[Records excerpted from a collection]
■ ■ ■ ■ ■

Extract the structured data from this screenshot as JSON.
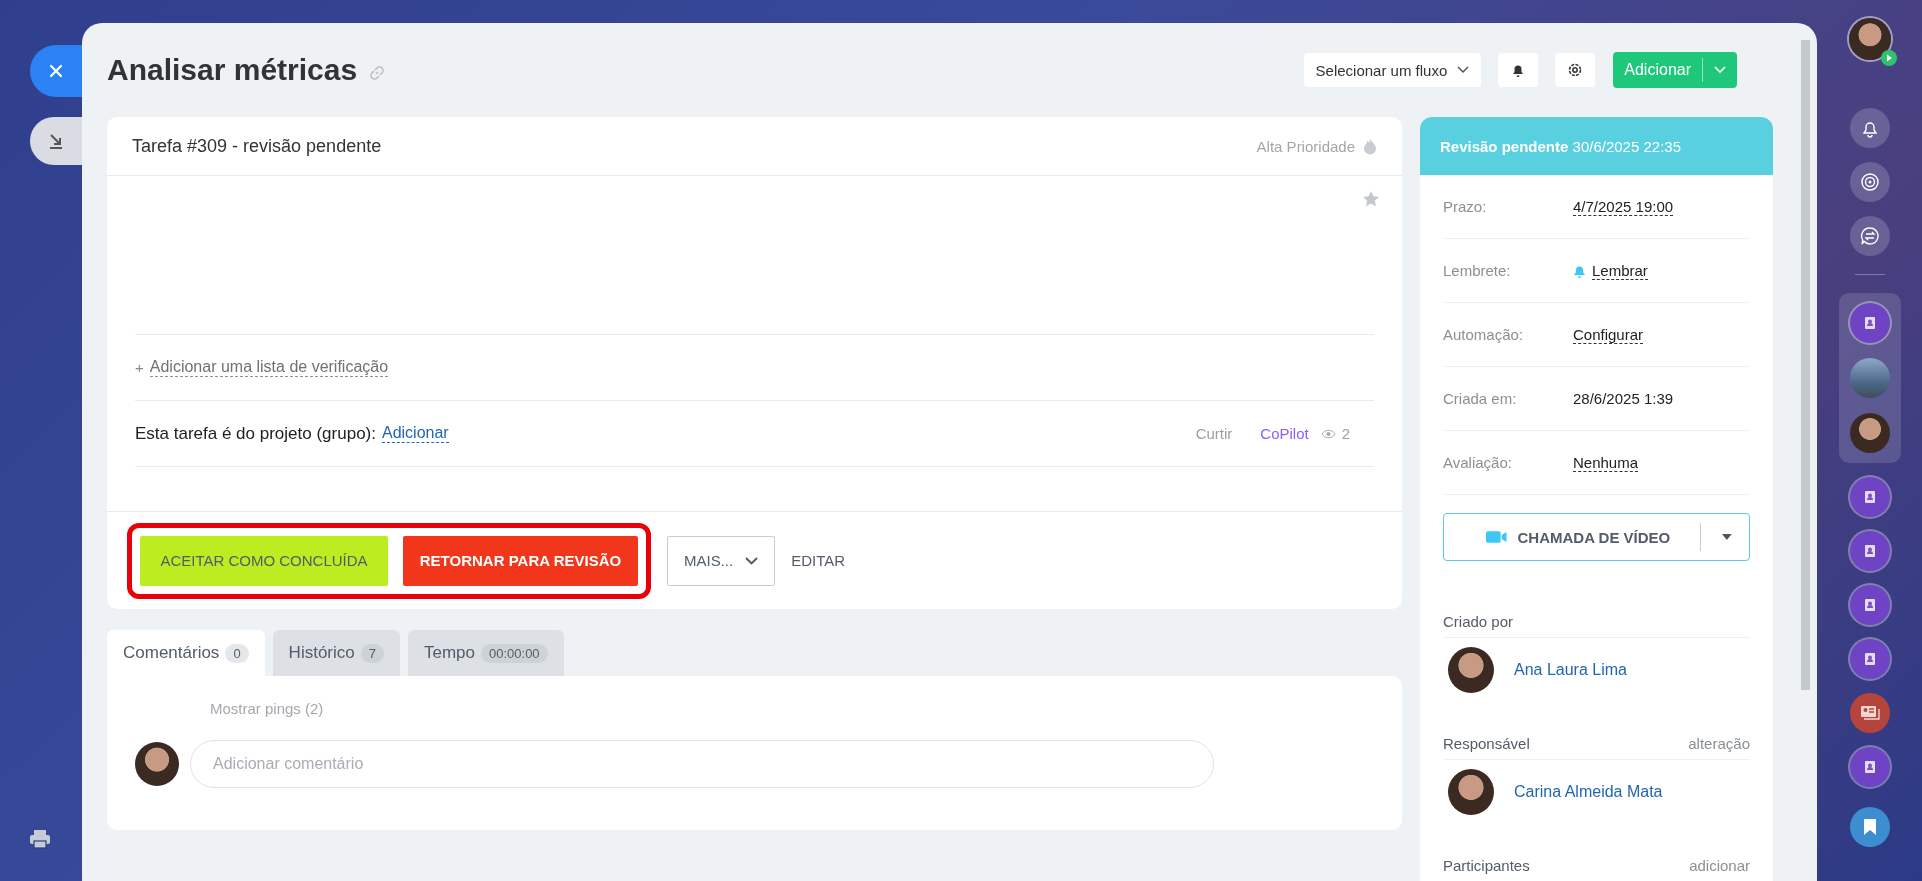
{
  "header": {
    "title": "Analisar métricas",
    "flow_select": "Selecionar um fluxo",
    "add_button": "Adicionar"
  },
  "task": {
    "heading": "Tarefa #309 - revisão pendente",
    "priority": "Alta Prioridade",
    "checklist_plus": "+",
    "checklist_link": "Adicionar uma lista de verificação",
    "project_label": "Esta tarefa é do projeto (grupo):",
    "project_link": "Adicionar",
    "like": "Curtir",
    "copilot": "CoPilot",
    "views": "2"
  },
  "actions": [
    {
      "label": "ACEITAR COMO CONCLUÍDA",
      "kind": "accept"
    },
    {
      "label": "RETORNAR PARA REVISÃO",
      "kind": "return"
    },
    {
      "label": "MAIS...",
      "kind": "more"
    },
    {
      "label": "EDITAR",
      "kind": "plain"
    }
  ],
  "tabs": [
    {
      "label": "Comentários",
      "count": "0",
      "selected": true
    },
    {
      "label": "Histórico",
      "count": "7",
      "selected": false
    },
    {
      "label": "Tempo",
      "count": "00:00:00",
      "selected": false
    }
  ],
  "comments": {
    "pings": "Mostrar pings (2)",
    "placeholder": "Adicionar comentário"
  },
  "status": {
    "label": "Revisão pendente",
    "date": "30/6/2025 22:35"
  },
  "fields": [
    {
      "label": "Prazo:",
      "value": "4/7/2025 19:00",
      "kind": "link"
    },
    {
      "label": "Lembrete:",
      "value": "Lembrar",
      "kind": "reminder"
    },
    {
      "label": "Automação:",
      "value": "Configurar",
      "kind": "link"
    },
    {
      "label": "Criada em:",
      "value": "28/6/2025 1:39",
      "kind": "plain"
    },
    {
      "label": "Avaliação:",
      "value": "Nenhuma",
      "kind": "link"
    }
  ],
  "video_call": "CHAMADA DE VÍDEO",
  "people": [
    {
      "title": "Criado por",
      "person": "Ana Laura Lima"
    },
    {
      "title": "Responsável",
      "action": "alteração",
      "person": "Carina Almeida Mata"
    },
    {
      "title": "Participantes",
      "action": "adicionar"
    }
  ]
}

■ ■ ■ ■ ■

Exercise goal: Retype everything in the material word for word, minus pictures.

Answer to this exercise:
Extract the structured data from this screenshot as JSON.
{
  "header": {
    "title": "Analisar métricas",
    "flow_select": "Selecionar um fluxo",
    "add_button": "Adicionar"
  },
  "task": {
    "heading": "Tarefa #309 - revisão pendente",
    "priority": "Alta Prioridade",
    "checklist_plus": "+",
    "checklist_link": "Adicionar uma lista de verificação",
    "project_label": "Esta tarefa é do projeto (grupo):",
    "project_link": "Adicionar",
    "like": "Curtir",
    "copilot": "CoPilot",
    "views": "2"
  },
  "actions": [
    {
      "label": "ACEITAR COMO CONCLUÍDA",
      "kind": "accept"
    },
    {
      "label": "RETORNAR PARA REVISÃO",
      "kind": "return"
    },
    {
      "label": "MAIS...",
      "kind": "more"
    },
    {
      "label": "EDITAR",
      "kind": "plain"
    }
  ],
  "tabs": [
    {
      "label": "Comentários",
      "count": "0",
      "selected": true
    },
    {
      "label": "Histórico",
      "count": "7",
      "selected": false
    },
    {
      "label": "Tempo",
      "count": "00:00:00",
      "selected": false
    }
  ],
  "comments": {
    "pings": "Mostrar pings (2)",
    "placeholder": "Adicionar comentário"
  },
  "status": {
    "label": "Revisão pendente",
    "date": "30/6/2025 22:35"
  },
  "fields": [
    {
      "label": "Prazo:",
      "value": "4/7/2025 19:00",
      "kind": "link"
    },
    {
      "label": "Lembrete:",
      "value": "Lembrar",
      "kind": "reminder"
    },
    {
      "label": "Automação:",
      "value": "Configurar",
      "kind": "link"
    },
    {
      "label": "Criada em:",
      "value": "28/6/2025 1:39",
      "kind": "plain"
    },
    {
      "label": "Avaliação:",
      "value": "Nenhuma",
      "kind": "link"
    }
  ],
  "video_call": "CHAMADA DE VÍDEO",
  "people": [
    {
      "title": "Criado por",
      "person": "Ana Laura Lima"
    },
    {
      "title": "Responsável",
      "action": "alteração",
      "person": "Carina Almeida Mata"
    },
    {
      "title": "Participantes",
      "action": "adicionar"
    }
  ]
}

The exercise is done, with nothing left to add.